What is needed:
Keep only those lines of the records that include the string "title".

Listed records:
- - -

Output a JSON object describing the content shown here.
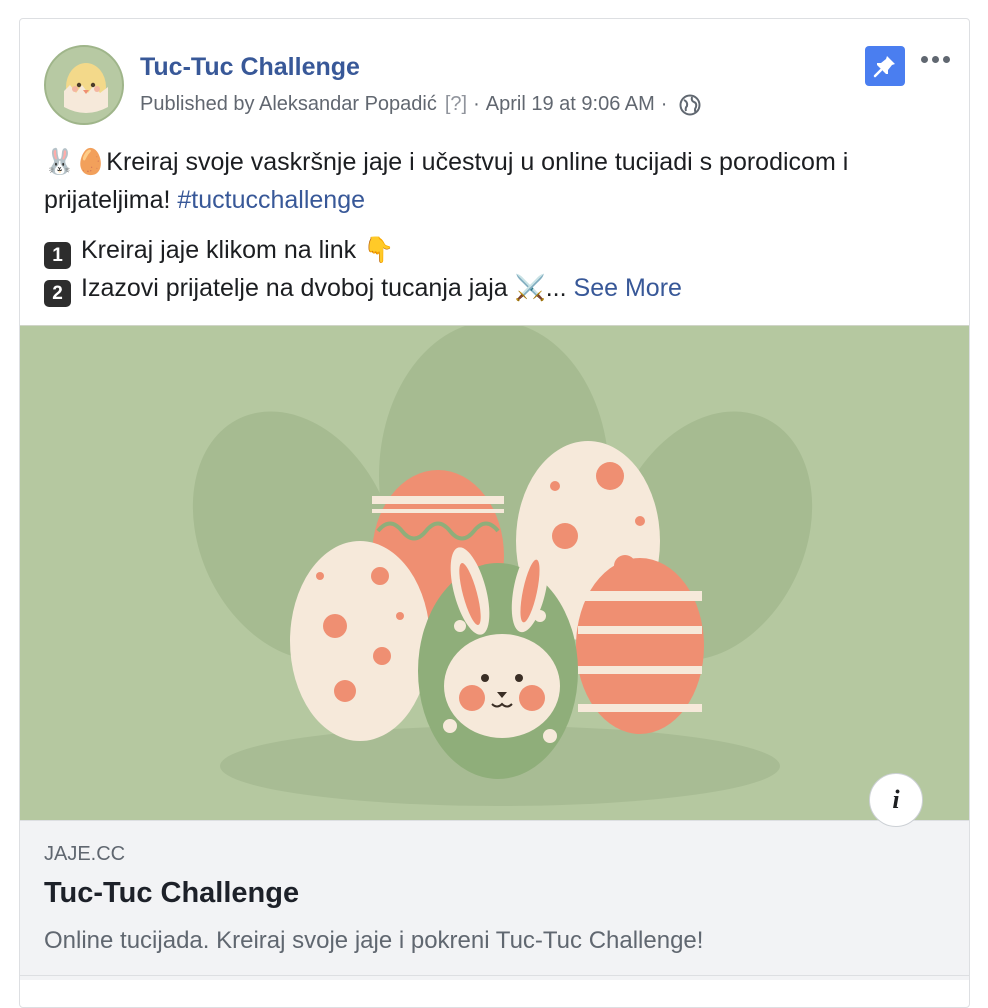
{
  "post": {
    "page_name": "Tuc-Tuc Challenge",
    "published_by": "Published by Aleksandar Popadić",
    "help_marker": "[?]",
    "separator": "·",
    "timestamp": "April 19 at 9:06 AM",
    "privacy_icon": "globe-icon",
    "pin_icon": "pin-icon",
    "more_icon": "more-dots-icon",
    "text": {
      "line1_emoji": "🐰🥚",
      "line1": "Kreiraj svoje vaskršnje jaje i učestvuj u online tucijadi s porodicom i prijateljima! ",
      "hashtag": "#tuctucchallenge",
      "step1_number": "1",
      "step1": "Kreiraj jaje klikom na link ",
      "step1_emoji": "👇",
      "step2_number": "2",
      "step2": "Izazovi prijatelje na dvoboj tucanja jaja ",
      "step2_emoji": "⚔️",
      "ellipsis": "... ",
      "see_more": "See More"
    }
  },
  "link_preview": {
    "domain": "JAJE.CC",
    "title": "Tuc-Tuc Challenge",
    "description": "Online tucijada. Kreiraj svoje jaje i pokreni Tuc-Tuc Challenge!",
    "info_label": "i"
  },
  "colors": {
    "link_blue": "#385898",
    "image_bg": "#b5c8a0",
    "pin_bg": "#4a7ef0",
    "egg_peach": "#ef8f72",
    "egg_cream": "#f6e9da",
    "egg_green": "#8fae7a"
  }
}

- - -

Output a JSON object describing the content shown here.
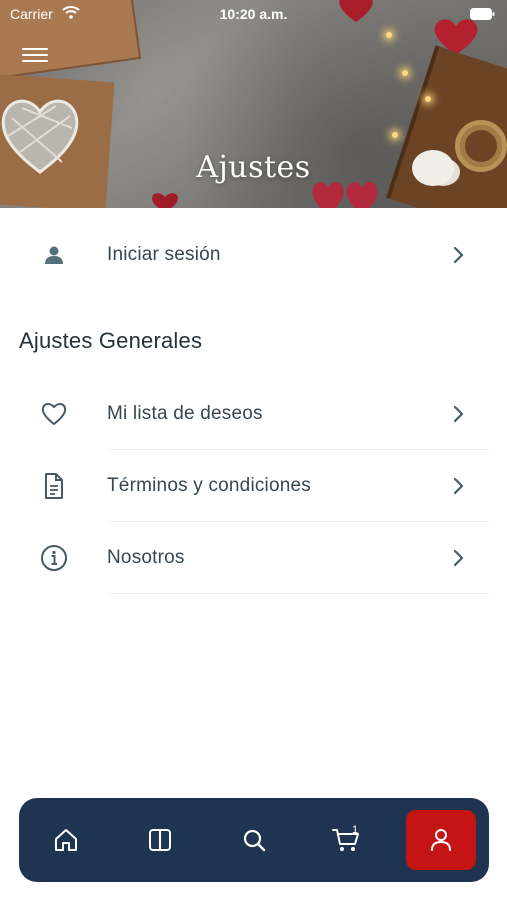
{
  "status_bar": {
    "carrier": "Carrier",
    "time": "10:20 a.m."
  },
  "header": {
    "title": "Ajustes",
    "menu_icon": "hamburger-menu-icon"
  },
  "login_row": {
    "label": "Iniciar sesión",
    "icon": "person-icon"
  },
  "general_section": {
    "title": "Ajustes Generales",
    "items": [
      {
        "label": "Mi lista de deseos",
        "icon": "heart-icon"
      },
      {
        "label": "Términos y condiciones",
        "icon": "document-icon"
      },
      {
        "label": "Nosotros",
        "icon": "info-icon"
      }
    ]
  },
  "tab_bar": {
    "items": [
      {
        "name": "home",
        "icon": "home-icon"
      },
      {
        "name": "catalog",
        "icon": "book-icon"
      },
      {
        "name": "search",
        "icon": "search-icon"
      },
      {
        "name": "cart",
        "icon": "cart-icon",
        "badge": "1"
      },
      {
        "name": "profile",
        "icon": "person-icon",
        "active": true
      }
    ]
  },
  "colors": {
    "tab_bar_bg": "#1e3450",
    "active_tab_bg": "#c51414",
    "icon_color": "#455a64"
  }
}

- - -

Response to this exercise:
    "title": "Tuc-Tuc Challenge",
    "title": "Ajustes",
    "title": "Ajustes Generales",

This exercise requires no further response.